§ SET EXERCISE
Identify and pull out each line of the entries in which "well" occurs.

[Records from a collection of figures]
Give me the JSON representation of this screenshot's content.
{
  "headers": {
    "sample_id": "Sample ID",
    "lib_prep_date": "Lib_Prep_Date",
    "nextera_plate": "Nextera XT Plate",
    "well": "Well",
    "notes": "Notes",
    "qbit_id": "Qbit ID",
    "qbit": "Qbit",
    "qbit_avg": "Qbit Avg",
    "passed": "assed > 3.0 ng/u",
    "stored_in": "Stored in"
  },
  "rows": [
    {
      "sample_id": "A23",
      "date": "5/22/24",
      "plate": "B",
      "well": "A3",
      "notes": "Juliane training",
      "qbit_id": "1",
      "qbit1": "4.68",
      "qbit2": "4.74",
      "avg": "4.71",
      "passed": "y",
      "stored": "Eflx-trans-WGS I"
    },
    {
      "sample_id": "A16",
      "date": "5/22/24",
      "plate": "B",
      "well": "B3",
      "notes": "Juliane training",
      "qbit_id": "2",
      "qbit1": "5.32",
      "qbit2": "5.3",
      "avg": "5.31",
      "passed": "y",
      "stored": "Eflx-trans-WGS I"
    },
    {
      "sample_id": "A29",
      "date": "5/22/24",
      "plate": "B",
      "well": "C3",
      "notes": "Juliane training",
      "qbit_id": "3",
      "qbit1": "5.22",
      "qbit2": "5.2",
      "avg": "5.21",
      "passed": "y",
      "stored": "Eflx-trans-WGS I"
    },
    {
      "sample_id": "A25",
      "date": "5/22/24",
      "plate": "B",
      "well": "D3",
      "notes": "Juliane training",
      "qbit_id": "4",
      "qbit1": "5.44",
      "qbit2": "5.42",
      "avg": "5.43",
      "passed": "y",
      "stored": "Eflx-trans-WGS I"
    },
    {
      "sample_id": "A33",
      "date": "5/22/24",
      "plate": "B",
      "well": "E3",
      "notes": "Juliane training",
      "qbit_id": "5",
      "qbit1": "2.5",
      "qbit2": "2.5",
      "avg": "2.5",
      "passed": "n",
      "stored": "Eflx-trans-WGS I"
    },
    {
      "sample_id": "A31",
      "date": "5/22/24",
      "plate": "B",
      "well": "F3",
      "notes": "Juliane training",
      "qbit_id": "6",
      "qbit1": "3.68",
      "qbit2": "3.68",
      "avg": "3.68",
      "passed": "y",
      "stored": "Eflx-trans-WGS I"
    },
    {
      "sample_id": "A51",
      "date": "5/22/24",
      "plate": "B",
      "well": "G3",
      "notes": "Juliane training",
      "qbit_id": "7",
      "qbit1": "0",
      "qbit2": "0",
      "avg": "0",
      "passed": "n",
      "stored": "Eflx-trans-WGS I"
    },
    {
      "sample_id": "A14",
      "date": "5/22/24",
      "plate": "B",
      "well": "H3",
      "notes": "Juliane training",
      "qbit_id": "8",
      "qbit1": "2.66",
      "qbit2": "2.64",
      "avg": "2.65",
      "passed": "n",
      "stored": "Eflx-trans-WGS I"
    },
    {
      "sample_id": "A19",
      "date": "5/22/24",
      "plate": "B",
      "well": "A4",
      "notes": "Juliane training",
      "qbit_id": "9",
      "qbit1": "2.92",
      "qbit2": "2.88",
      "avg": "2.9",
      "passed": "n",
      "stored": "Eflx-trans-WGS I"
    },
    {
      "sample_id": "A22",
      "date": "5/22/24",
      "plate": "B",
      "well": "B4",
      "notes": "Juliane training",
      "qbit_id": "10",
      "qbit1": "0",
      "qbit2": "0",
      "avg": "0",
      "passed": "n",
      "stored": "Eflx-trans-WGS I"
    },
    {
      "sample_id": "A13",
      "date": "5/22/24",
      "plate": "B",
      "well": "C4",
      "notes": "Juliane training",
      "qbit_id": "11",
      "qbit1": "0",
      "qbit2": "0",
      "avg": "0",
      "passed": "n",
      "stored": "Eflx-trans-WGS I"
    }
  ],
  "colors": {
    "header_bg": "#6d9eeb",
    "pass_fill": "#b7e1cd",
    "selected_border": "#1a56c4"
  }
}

§ SOLVED PROBLEM
    "well": "Well",
      "well": "A3",
      "well": "B3",
      "well": "C3",
      "well": "D3",
      "well": "E3",
      "well": "F3",
      "well": "G3",
      "well": "H3",
      "well": "A4",
      "well": "B4",
      "well": "C4",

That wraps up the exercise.